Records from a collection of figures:
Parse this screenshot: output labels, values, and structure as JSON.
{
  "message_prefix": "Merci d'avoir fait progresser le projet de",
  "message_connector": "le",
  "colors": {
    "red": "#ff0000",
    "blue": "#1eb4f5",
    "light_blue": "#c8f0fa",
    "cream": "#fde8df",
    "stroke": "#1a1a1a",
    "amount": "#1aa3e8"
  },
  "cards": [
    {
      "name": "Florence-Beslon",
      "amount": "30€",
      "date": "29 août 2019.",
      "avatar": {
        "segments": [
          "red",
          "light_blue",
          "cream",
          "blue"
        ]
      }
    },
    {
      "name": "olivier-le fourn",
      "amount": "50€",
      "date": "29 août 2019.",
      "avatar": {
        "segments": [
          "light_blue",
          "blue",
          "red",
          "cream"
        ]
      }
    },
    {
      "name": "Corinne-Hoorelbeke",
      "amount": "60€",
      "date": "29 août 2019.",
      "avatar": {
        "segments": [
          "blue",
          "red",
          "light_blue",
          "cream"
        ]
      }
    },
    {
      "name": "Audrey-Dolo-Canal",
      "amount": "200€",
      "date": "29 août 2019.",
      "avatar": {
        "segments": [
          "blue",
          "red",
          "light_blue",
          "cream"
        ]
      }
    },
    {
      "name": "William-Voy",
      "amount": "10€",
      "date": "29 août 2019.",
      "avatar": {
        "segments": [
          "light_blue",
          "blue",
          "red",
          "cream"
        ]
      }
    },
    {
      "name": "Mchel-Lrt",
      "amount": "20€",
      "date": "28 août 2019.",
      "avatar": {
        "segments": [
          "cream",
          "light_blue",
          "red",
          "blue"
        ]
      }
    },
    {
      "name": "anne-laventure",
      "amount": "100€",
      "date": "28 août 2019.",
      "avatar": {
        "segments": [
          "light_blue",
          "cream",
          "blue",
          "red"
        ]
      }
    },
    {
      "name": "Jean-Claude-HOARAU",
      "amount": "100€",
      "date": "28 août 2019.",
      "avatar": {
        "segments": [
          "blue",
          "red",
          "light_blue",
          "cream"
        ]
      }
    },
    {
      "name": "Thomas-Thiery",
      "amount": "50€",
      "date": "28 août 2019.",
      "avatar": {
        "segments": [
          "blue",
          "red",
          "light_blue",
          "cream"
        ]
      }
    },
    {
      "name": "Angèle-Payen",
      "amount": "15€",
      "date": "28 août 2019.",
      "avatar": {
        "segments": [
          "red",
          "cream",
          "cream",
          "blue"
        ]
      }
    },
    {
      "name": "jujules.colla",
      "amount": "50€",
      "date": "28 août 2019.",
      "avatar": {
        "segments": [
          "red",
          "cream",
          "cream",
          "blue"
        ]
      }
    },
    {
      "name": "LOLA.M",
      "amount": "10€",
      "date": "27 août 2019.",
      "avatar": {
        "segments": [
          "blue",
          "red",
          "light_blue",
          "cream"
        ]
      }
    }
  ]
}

PROMPT: Repeat the data precisely, line by line.

CORRECT RESULT:
Parse this screenshot: output labels, values, and structure as JSON.
{
  "message_prefix": "Merci d'avoir fait progresser le projet de",
  "message_connector": "le",
  "colors": {
    "red": "#ff0000",
    "blue": "#1eb4f5",
    "light_blue": "#c8f0fa",
    "cream": "#fde8df",
    "stroke": "#1a1a1a",
    "amount": "#1aa3e8"
  },
  "cards": [
    {
      "name": "Florence-Beslon",
      "amount": "30€",
      "date": "29 août 2019.",
      "avatar": {
        "segments": [
          "red",
          "light_blue",
          "cream",
          "blue"
        ]
      }
    },
    {
      "name": "olivier-le fourn",
      "amount": "50€",
      "date": "29 août 2019.",
      "avatar": {
        "segments": [
          "light_blue",
          "blue",
          "red",
          "cream"
        ]
      }
    },
    {
      "name": "Corinne-Hoorelbeke",
      "amount": "60€",
      "date": "29 août 2019.",
      "avatar": {
        "segments": [
          "blue",
          "red",
          "light_blue",
          "cream"
        ]
      }
    },
    {
      "name": "Audrey-Dolo-Canal",
      "amount": "200€",
      "date": "29 août 2019.",
      "avatar": {
        "segments": [
          "blue",
          "red",
          "light_blue",
          "cream"
        ]
      }
    },
    {
      "name": "William-Voy",
      "amount": "10€",
      "date": "29 août 2019.",
      "avatar": {
        "segments": [
          "light_blue",
          "blue",
          "red",
          "cream"
        ]
      }
    },
    {
      "name": "Mchel-Lrt",
      "amount": "20€",
      "date": "28 août 2019.",
      "avatar": {
        "segments": [
          "cream",
          "light_blue",
          "red",
          "blue"
        ]
      }
    },
    {
      "name": "anne-laventure",
      "amount": "100€",
      "date": "28 août 2019.",
      "avatar": {
        "segments": [
          "light_blue",
          "cream",
          "blue",
          "red"
        ]
      }
    },
    {
      "name": "Jean-Claude-HOARAU",
      "amount": "100€",
      "date": "28 août 2019.",
      "avatar": {
        "segments": [
          "blue",
          "red",
          "light_blue",
          "cream"
        ]
      }
    },
    {
      "name": "Thomas-Thiery",
      "amount": "50€",
      "date": "28 août 2019.",
      "avatar": {
        "segments": [
          "blue",
          "red",
          "light_blue",
          "cream"
        ]
      }
    },
    {
      "name": "Angèle-Payen",
      "amount": "15€",
      "date": "28 août 2019.",
      "avatar": {
        "segments": [
          "red",
          "cream",
          "cream",
          "blue"
        ]
      }
    },
    {
      "name": "jujules.colla",
      "amount": "50€",
      "date": "28 août 2019.",
      "avatar": {
        "segments": [
          "red",
          "cream",
          "cream",
          "blue"
        ]
      }
    },
    {
      "name": "LOLA.M",
      "amount": "10€",
      "date": "27 août 2019.",
      "avatar": {
        "segments": [
          "blue",
          "red",
          "light_blue",
          "cream"
        ]
      }
    }
  ]
}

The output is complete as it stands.